> **DOCUMENT SEGMENT**
Start

Easy Braised Pork Shoulder

For most of my childhood, I was blessed to have a stay-at-home mom who not only strived to raise my sibling and I under a biblical worldview, but saw the importance of modeling Christ-likeness in our home. My mom was in charge of taking care of things on the home front while my dad was at work. To this day, I have no idea how she did it and I’ll probably never truly grasp the depths of her sacrifice for me until I become a mom one day. Yet I’m so thankful that she chose to be a 24/7 homemaker and perceived motherhood as a higher calling from God. Why? Because if I had to name just one person that had the most profound impact on my faith from my birth until now, one that greatly shaped how I view God and how to love others, it’d probably be my mom. So for all of you stay-at-home moms out there, thank you for being so faithful despite how hard child-rearing can really be.

Growing up, I watched and learned a lot of typical housework from my mom. Believe it or not, I like washing dishes and cleaning the kitchen when it’s my turn to do them. I wouldn’t say that I’m anywhere near a clean freak (case in point: my messy room), but I certainly learned how to clean from my mom. Cooking was another area of daily household tasks that I really enjoyed learning with the help from my mom, even to this day.

End

> **REQUIRED TASK A**
According to the pork shoulder post, which household chores does the writer enjoy doing when it's their turn?

> **EXERCISE MATERIALS**
Start

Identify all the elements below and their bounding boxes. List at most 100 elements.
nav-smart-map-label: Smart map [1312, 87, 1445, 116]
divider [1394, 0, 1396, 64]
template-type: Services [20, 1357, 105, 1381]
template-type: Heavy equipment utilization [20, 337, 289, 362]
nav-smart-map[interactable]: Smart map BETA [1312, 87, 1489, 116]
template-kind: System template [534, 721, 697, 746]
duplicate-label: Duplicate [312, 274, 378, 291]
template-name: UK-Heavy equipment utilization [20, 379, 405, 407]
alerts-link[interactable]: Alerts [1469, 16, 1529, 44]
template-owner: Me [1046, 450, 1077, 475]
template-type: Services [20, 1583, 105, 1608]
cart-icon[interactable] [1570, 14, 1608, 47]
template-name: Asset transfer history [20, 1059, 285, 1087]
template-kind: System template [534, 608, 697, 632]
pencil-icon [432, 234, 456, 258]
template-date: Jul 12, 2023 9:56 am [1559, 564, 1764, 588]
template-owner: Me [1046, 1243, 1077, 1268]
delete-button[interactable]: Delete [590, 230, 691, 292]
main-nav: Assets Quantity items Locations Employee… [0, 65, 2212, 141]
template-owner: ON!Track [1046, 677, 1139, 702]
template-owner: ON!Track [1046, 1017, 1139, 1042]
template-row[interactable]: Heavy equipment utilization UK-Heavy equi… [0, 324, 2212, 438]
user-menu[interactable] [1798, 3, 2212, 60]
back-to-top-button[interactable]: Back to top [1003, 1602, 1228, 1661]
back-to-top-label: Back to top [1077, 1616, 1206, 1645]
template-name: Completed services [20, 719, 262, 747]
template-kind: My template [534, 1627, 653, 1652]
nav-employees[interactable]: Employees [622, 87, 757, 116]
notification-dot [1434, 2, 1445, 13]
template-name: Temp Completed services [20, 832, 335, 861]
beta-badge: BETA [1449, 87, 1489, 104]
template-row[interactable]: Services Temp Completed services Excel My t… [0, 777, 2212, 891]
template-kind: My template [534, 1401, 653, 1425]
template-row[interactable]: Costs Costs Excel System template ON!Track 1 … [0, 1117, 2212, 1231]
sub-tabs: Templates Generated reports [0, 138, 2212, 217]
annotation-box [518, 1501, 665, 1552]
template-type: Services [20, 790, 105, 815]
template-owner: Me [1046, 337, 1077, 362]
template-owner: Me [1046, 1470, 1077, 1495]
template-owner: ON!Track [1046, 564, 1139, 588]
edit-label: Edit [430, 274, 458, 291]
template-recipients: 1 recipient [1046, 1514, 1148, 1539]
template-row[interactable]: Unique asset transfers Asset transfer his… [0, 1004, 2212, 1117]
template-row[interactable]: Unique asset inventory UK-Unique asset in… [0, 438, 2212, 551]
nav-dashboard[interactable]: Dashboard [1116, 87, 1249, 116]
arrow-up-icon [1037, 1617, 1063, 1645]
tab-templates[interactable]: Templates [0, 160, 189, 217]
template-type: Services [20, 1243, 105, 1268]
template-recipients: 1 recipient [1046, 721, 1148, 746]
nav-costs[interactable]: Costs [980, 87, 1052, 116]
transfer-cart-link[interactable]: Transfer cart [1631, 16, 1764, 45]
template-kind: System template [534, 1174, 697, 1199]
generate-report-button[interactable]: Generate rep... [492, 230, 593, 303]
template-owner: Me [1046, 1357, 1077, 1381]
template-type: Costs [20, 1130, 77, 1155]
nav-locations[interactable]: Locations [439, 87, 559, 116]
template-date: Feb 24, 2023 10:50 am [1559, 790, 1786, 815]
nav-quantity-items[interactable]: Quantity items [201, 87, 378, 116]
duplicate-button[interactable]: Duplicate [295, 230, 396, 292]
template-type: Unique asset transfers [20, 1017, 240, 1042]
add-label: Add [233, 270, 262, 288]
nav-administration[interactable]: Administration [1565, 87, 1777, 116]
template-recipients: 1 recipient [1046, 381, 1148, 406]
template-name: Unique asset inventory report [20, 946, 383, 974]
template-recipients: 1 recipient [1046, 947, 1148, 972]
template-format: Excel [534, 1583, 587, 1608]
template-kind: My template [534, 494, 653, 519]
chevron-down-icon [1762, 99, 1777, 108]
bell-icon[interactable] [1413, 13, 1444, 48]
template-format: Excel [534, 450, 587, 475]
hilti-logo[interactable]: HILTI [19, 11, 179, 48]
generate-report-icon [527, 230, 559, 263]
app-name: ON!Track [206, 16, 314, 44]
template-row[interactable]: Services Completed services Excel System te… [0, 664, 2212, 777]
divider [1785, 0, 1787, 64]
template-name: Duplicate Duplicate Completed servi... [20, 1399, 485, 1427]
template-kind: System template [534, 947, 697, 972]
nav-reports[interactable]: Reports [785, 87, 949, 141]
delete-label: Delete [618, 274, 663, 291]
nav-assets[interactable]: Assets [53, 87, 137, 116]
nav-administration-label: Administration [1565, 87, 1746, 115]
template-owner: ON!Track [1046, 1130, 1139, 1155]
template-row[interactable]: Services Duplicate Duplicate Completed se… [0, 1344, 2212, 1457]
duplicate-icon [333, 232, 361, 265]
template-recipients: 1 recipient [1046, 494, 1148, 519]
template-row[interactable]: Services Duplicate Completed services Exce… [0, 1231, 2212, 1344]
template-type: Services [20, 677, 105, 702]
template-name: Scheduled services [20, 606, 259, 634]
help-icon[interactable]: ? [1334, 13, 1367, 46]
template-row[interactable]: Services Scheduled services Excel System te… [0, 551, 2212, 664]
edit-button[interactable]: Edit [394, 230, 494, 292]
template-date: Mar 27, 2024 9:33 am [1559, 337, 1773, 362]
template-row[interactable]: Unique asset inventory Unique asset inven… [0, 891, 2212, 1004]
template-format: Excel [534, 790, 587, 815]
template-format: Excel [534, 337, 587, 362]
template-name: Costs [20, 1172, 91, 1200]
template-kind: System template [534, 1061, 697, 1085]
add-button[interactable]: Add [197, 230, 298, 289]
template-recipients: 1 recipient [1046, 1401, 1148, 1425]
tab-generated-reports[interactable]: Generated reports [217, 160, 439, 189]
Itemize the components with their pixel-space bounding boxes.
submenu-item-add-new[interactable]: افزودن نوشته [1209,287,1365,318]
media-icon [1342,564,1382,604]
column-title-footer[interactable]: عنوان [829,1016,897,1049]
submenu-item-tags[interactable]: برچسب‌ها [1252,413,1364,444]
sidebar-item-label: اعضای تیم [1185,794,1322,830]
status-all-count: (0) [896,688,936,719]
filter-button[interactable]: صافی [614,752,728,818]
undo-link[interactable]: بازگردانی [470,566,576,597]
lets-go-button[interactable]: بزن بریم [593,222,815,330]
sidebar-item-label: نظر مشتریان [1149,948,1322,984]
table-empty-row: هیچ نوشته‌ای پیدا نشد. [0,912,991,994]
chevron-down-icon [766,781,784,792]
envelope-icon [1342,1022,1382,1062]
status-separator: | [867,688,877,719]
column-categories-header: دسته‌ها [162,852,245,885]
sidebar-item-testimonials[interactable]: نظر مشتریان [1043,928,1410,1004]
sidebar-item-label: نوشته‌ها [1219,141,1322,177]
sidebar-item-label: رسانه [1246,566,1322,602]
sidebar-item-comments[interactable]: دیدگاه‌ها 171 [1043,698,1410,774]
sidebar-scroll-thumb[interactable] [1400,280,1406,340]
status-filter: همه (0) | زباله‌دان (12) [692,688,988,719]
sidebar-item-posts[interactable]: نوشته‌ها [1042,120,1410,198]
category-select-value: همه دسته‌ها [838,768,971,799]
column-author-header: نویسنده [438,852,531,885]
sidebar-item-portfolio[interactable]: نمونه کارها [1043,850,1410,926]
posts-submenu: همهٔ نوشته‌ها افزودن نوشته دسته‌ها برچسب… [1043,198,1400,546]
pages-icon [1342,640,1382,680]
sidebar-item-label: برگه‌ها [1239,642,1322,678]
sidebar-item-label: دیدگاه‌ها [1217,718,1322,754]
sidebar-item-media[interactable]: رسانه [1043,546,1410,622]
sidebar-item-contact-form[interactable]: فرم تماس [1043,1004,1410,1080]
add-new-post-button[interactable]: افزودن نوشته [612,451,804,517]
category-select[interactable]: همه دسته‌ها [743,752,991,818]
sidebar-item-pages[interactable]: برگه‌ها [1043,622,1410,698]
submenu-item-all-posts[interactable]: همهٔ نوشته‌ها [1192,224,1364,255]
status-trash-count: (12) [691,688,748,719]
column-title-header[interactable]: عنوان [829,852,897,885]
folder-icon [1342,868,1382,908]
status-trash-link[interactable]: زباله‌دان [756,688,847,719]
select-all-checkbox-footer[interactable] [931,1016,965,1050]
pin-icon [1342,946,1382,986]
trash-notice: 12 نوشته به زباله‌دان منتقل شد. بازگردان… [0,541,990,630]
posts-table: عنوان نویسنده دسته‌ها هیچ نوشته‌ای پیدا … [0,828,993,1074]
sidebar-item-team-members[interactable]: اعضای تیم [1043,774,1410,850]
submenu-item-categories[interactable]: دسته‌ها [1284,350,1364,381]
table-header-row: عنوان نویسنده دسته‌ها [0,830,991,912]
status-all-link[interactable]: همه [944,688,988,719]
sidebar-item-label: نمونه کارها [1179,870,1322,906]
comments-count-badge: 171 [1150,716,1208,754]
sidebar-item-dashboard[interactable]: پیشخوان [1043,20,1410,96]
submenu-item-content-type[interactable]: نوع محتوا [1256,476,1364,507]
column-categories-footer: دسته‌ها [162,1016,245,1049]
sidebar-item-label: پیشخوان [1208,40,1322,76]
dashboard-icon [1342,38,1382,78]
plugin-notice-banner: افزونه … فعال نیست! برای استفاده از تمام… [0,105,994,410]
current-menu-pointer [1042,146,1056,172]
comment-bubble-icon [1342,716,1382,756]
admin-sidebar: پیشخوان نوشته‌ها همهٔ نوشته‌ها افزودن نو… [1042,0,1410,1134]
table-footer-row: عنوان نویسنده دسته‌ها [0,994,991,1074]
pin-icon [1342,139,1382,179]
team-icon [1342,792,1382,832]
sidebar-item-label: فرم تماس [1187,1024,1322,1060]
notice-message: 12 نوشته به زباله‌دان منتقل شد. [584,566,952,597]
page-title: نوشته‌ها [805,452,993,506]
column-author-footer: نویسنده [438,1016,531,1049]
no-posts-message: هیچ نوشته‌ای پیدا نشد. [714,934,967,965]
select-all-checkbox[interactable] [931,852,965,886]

End

> **REQUIRED TASK B**
In the records, take the part that runs from the very first line through the line containing "template-kind: My template [534, 1627, 653, 1652]". Write it out again, swapping "Back to top" for "Return to top" and leaving everything else unchanged.

> **EXERCISE RESPONSE A**
Washing dishes and cleaning the kitchen.

> **EXERCISE RESPONSE B**
Identify all the elements below and their bounding boxes. List at most 100 elements.
nav-smart-map-label: Smart map [1312, 87, 1445, 116]
divider [1394, 0, 1396, 64]
template-type: Services [20, 1357, 105, 1381]
template-type: Heavy equipment utilization [20, 337, 289, 362]
nav-smart-map[interactable]: Smart map BETA [1312, 87, 1489, 116]
template-kind: System template [534, 721, 697, 746]
duplicate-label: Duplicate [312, 274, 378, 291]
template-name: UK-Heavy equipment utilization [20, 379, 405, 407]
alerts-link[interactable]: Alerts [1469, 16, 1529, 44]
template-owner: Me [1046, 450, 1077, 475]
template-type: Services [20, 1583, 105, 1608]
cart-icon[interactable] [1570, 14, 1608, 47]
template-name: Asset transfer history [20, 1059, 285, 1087]
template-kind: System template [534, 608, 697, 632]
pencil-icon [432, 234, 456, 258]
template-date: Jul 12, 2023 9:56 am [1559, 564, 1764, 588]
template-owner: Me [1046, 1243, 1077, 1268]
delete-button[interactable]: Delete [590, 230, 691, 292]
main-nav: Assets Quantity items Locations Employee… [0, 65, 2212, 141]
template-owner: ON!Track [1046, 677, 1139, 702]
template-owner: ON!Track [1046, 1017, 1139, 1042]
template-row[interactable]: Heavy equipment utilization UK-Heavy equi… [0, 324, 2212, 438]
user-menu[interactable] [1798, 3, 2212, 60]
back-to-top-button[interactable]: Return to top [1003, 1602, 1228, 1661]
back-to-top-label: Return to top [1077, 1616, 1206, 1645]
template-name: Completed services [20, 719, 262, 747]
template-kind: My template [534, 1627, 653, 1652]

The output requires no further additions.